#### SET TASK:
Check each line of the records below for the word "color" and copy those where it appears.

────────────────

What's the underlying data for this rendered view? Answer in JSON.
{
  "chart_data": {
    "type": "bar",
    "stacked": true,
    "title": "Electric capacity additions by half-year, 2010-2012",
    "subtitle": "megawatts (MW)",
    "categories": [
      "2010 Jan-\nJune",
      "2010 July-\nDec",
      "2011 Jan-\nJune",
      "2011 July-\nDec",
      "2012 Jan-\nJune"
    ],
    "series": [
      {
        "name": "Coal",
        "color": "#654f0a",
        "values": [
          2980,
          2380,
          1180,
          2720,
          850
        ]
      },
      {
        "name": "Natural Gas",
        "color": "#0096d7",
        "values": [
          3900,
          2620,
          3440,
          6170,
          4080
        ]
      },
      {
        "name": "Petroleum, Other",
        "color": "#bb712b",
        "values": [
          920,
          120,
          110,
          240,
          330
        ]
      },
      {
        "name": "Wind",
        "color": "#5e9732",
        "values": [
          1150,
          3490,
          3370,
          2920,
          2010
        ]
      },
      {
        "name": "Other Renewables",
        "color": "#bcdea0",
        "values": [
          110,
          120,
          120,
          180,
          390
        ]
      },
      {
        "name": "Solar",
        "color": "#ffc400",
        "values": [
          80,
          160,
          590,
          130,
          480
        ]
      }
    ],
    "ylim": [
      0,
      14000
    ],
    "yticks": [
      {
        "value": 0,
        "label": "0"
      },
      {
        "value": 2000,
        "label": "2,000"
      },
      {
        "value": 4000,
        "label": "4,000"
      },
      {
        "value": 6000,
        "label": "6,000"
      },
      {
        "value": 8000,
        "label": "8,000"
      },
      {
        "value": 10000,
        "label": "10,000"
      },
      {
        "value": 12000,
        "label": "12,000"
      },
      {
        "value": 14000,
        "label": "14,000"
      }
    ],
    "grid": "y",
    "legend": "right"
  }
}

────────────────

#### RESPONSE TO THE EXERCISE:
        "color": "#654f0a",
        "color": "#0096d7",
        "color": "#bb712b",
        "color": "#5e9732",
        "color": "#bcdea0",
        "color": "#ffc400",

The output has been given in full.